### Stated exercise:
Only the pictures are to be left out; set down the rest of the records exactly.

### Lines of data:

-------------------------

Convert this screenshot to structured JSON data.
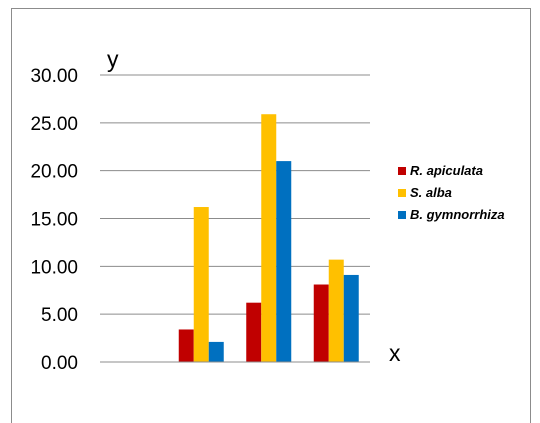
{
  "chart_data": {
    "type": "bar",
    "title": "",
    "xlabel": "x",
    "ylabel": "y",
    "ylim": [
      0,
      30
    ],
    "yticks": [
      "0.00",
      "5.00",
      "10.00",
      "15.00",
      "20.00",
      "25.00",
      "30.00"
    ],
    "categories": [
      "",
      "",
      "",
      ""
    ],
    "series": [
      {
        "name": "R. apiculata",
        "color": "#c00000",
        "values": [
          0,
          3.4,
          6.2,
          8.1
        ]
      },
      {
        "name": "S. alba",
        "color": "#ffc000",
        "values": [
          0,
          16.2,
          25.9,
          10.7
        ]
      },
      {
        "name": "B. gymnorrhiza",
        "color": "#0070c0",
        "values": [
          0,
          2.1,
          21.0,
          9.1
        ]
      }
    ],
    "grid": true,
    "legend_position": "right"
  }
}
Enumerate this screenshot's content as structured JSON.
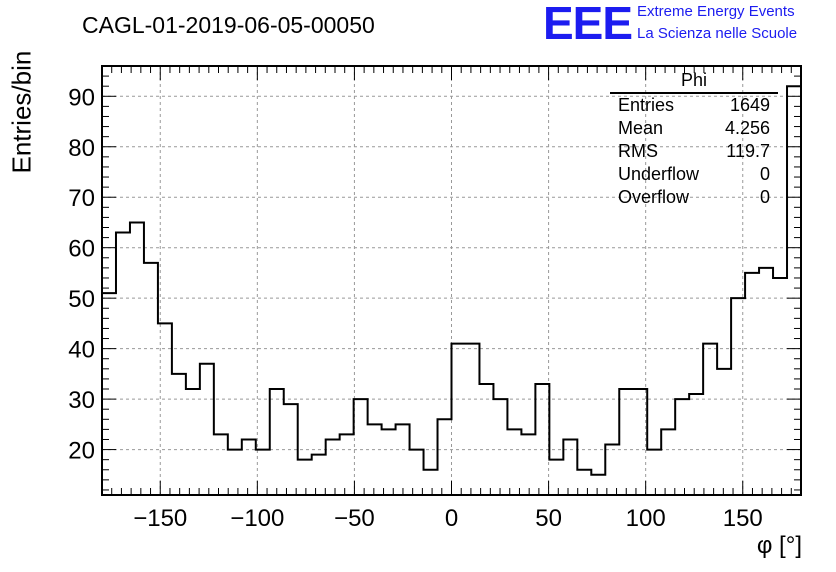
{
  "header": {
    "title": "CAGL-01-2019-06-05-00050",
    "logo": "EEE",
    "org_line1": "Extreme Energy Events",
    "org_line2": "La Scienza nelle Scuole"
  },
  "stats_box": {
    "title": "Phi",
    "rows": [
      {
        "label": "Entries",
        "value": "1649"
      },
      {
        "label": "Mean",
        "value": "4.256"
      },
      {
        "label": "RMS",
        "value": "119.7"
      },
      {
        "label": "Underflow",
        "value": "0"
      },
      {
        "label": "Overflow",
        "value": "0"
      }
    ]
  },
  "chart_data": {
    "type": "histogram",
    "title": "CAGL-01-2019-06-05-00050",
    "xlabel": "φ [°]",
    "ylabel": "Entries/bin",
    "xlim": [
      -180,
      180
    ],
    "ylim": [
      11,
      96
    ],
    "grid": true,
    "bin_width": 7.2,
    "x_ticks": [
      -150,
      -100,
      -50,
      0,
      50,
      100,
      150
    ],
    "y_ticks": [
      20,
      30,
      40,
      50,
      60,
      70,
      80,
      90
    ],
    "x_tick_labels": [
      "−150",
      "−100",
      "−50",
      "0",
      "50",
      "100",
      "150"
    ],
    "y_tick_labels": [
      "20",
      "30",
      "40",
      "50",
      "60",
      "70",
      "80",
      "90"
    ],
    "counts": [
      51,
      63,
      65,
      57,
      45,
      35,
      32,
      37,
      23,
      20,
      22,
      20,
      32,
      29,
      18,
      19,
      22,
      23,
      30,
      25,
      24,
      25,
      20,
      16,
      26,
      41,
      41,
      33,
      30,
      24,
      23,
      33,
      18,
      22,
      16,
      15,
      21,
      32,
      32,
      20,
      24,
      30,
      31,
      41,
      36,
      50,
      55,
      56,
      54,
      92
    ],
    "line_color": "#000000",
    "grid_color": "#999999"
  }
}
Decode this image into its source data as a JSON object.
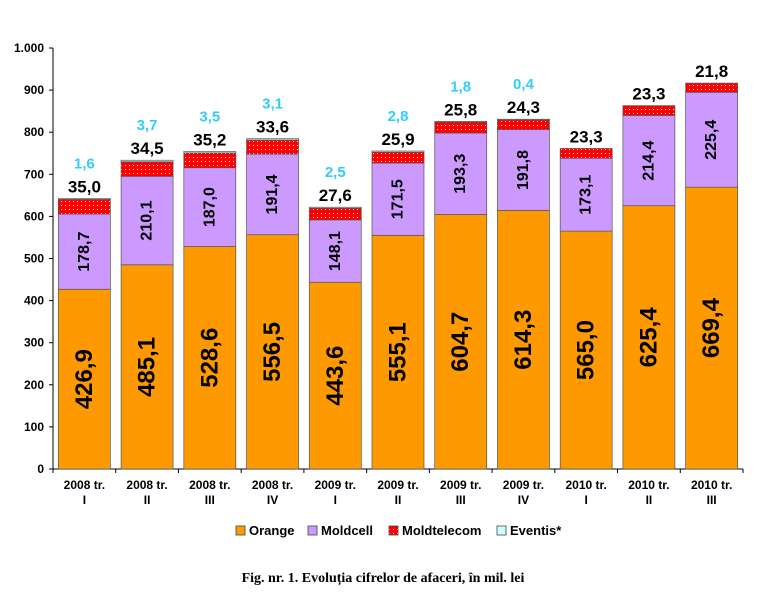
{
  "chart_data": {
    "type": "bar",
    "stacked": true,
    "title": "Fig. nr. 1. Evoluția cifrelor de afaceri, în mil. lei",
    "categories": [
      [
        "2008 tr.",
        "I"
      ],
      [
        "2008 tr.",
        "II"
      ],
      [
        "2008 tr.",
        "III"
      ],
      [
        "2008 tr.",
        "IV"
      ],
      [
        "2009 tr.",
        "I"
      ],
      [
        "2009 tr.",
        "II"
      ],
      [
        "2009 tr.",
        "III"
      ],
      [
        "2009 tr.",
        "IV"
      ],
      [
        "2010 tr.",
        "I"
      ],
      [
        "2010 tr.",
        "II"
      ],
      [
        "2010 tr.",
        "III"
      ]
    ],
    "series": [
      {
        "name": "Orange",
        "color": "#FF9900",
        "values": [
          426.9,
          485.1,
          528.6,
          556.5,
          443.6,
          555.1,
          604.7,
          614.3,
          565.0,
          625.4,
          669.4
        ],
        "labels": [
          "426,9",
          "485,1",
          "528,6",
          "556,5",
          "443,6",
          "555,1",
          "604,7",
          "614,3",
          "565,0",
          "625,4",
          "669,4"
        ]
      },
      {
        "name": "Moldcell",
        "color": "#CC99FF",
        "values": [
          178.7,
          210.1,
          187.0,
          191.4,
          148.1,
          171.5,
          193.3,
          191.8,
          173.1,
          214.4,
          225.4
        ],
        "labels": [
          "178,7",
          "210,1",
          "187,0",
          "191,4",
          "148,1",
          "171,5",
          "193,3",
          "191,8",
          "173,1",
          "214,4",
          "225,4"
        ]
      },
      {
        "name": "Moldtelecom",
        "color": "#FF0000",
        "values": [
          35.0,
          34.5,
          35.2,
          33.6,
          27.6,
          25.9,
          25.8,
          24.3,
          23.3,
          23.3,
          21.8
        ],
        "labels": [
          "35,0",
          "34,5",
          "35,2",
          "33,6",
          "27,6",
          "25,9",
          "25,8",
          "24,3",
          "23,3",
          "23,3",
          "21,8"
        ]
      },
      {
        "name": "Eventis*",
        "color": "#CCFFFF",
        "values": [
          1.6,
          3.7,
          3.5,
          3.1,
          2.5,
          2.8,
          1.8,
          0.4,
          null,
          null,
          null
        ],
        "labels": [
          "1,6",
          "3,7",
          "3,5",
          "3,1",
          "2,5",
          "2,8",
          "1,8",
          "0,4",
          null,
          null,
          null
        ],
        "label_color": "#33CCFF"
      }
    ],
    "ylim": [
      0,
      1000
    ],
    "yticks": [
      0,
      100,
      200,
      300,
      400,
      500,
      600,
      700,
      800,
      900,
      1000
    ],
    "ytick_labels": [
      "0",
      "100",
      "200",
      "300",
      "400",
      "500",
      "600",
      "700",
      "800",
      "900",
      "1.000"
    ],
    "grid": false,
    "legend": "bottom",
    "xlabel": "",
    "ylabel": ""
  }
}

-------------------------

### Solution for this exercise:
Convert this screenshot to structured JSON data.
{
  "chart_data": {
    "type": "bar",
    "title": "",
    "xlabel": "x",
    "ylabel": "y",
    "ylim": [
      0,
      30
    ],
    "yticks": [
      "0.00",
      "5.00",
      "10.00",
      "15.00",
      "20.00",
      "25.00",
      "30.00"
    ],
    "categories": [
      "",
      "",
      "",
      ""
    ],
    "series": [
      {
        "name": "R. apiculata",
        "color": "#c00000",
        "values": [
          0,
          3.4,
          6.2,
          8.1
        ]
      },
      {
        "name": "S. alba",
        "color": "#ffc000",
        "values": [
          0,
          16.2,
          25.9,
          10.7
        ]
      },
      {
        "name": "B. gymnorrhiza",
        "color": "#0070c0",
        "values": [
          0,
          2.1,
          21.0,
          9.1
        ]
      }
    ],
    "grid": true,
    "legend_position": "right"
  }
}
Enumerate this screenshot's content as structured JSON.
{
  "header": {
    "title": "CAGL-01-2019-06-05-00050",
    "logo": "EEE",
    "org_line1": "Extreme Energy Events",
    "org_line2": "La Scienza nelle Scuole"
  },
  "stats_box": {
    "title": "Phi",
    "rows": [
      {
        "label": "Entries",
        "value": "1649"
      },
      {
        "label": "Mean",
        "value": "4.256"
      },
      {
        "label": "RMS",
        "value": "119.7"
      },
      {
        "label": "Underflow",
        "value": "0"
      },
      {
        "label": "Overflow",
        "value": "0"
      }
    ]
  },
  "chart_data": {
    "type": "histogram",
    "title": "CAGL-01-2019-06-05-00050",
    "xlabel": "φ [°]",
    "ylabel": "Entries/bin",
    "xlim": [
      -180,
      180
    ],
    "ylim": [
      11,
      96
    ],
    "grid": true,
    "bin_width": 7.2,
    "x_ticks": [
      -150,
      -100,
      -50,
      0,
      50,
      100,
      150
    ],
    "y_ticks": [
      20,
      30,
      40,
      50,
      60,
      70,
      80,
      90
    ],
    "x_tick_labels": [
      "−150",
      "−100",
      "−50",
      "0",
      "50",
      "100",
      "150"
    ],
    "y_tick_labels": [
      "20",
      "30",
      "40",
      "50",
      "60",
      "70",
      "80",
      "90"
    ],
    "counts": [
      51,
      63,
      65,
      57,
      45,
      35,
      32,
      37,
      23,
      20,
      22,
      20,
      32,
      29,
      18,
      19,
      22,
      23,
      30,
      25,
      24,
      25,
      20,
      16,
      26,
      41,
      41,
      33,
      30,
      24,
      23,
      33,
      18,
      22,
      16,
      15,
      21,
      32,
      32,
      20,
      24,
      30,
      31,
      41,
      36,
      50,
      55,
      56,
      54,
      92
    ],
    "line_color": "#000000",
    "grid_color": "#999999"
  }
}
Decode this image into its source data as a JSON object.
{
  "chart_data": {
    "type": "bar",
    "stacked": true,
    "title": "Fig. nr. 1. Evoluția cifrelor de afaceri, în mil. lei",
    "categories": [
      [
        "2008 tr.",
        "I"
      ],
      [
        "2008 tr.",
        "II"
      ],
      [
        "2008 tr.",
        "III"
      ],
      [
        "2008 tr.",
        "IV"
      ],
      [
        "2009 tr.",
        "I"
      ],
      [
        "2009 tr.",
        "II"
      ],
      [
        "2009 tr.",
        "III"
      ],
      [
        "2009 tr.",
        "IV"
      ],
      [
        "2010 tr.",
        "I"
      ],
      [
        "2010 tr.",
        "II"
      ],
      [
        "2010 tr.",
        "III"
      ]
    ],
    "series": [
      {
        "name": "Orange",
        "color": "#FF9900",
        "values": [
          426.9,
          485.1,
          528.6,
          556.5,
          443.6,
          555.1,
          604.7,
          614.3,
          565.0,
          625.4,
          669.4
        ],
        "labels": [
          "426,9",
          "485,1",
          "528,6",
          "556,5",
          "443,6",
          "555,1",
          "604,7",
          "614,3",
          "565,0",
          "625,4",
          "669,4"
        ]
      },
      {
        "name": "Moldcell",
        "color": "#CC99FF",
        "values": [
          178.7,
          210.1,
          187.0,
          191.4,
          148.1,
          171.5,
          193.3,
          191.8,
          173.1,
          214.4,
          225.4
        ],
        "labels": [
          "178,7",
          "210,1",
          "187,0",
          "191,4",
          "148,1",
          "171,5",
          "193,3",
          "191,8",
          "173,1",
          "214,4",
          "225,4"
        ]
      },
      {
        "name": "Moldtelecom",
        "color": "#FF0000",
        "values": [
          35.0,
          34.5,
          35.2,
          33.6,
          27.6,
          25.9,
          25.8,
          24.3,
          23.3,
          23.3,
          21.8
        ],
        "labels": [
          "35,0",
          "34,5",
          "35,2",
          "33,6",
          "27,6",
          "25,9",
          "25,8",
          "24,3",
          "23,3",
          "23,3",
          "21,8"
        ]
      },
      {
        "name": "Eventis*",
        "color": "#CCFFFF",
        "values": [
          1.6,
          3.7,
          3.5,
          3.1,
          2.5,
          2.8,
          1.8,
          0.4,
          null,
          null,
          null
        ],
        "labels": [
          "1,6",
          "3,7",
          "3,5",
          "3,1",
          "2,5",
          "2,8",
          "1,8",
          "0,4",
          null,
          null,
          null
        ],
        "label_color": "#33CCFF"
      }
    ],
    "ylim": [
      0,
      1000
    ],
    "yticks": [
      0,
      100,
      200,
      300,
      400,
      500,
      600,
      700,
      800,
      900,
      1000
    ],
    "ytick_labels": [
      "0",
      "100",
      "200",
      "300",
      "400",
      "500",
      "600",
      "700",
      "800",
      "900",
      "1.000"
    ],
    "grid": false,
    "legend": "bottom",
    "xlabel": "",
    "ylabel": ""
  }
}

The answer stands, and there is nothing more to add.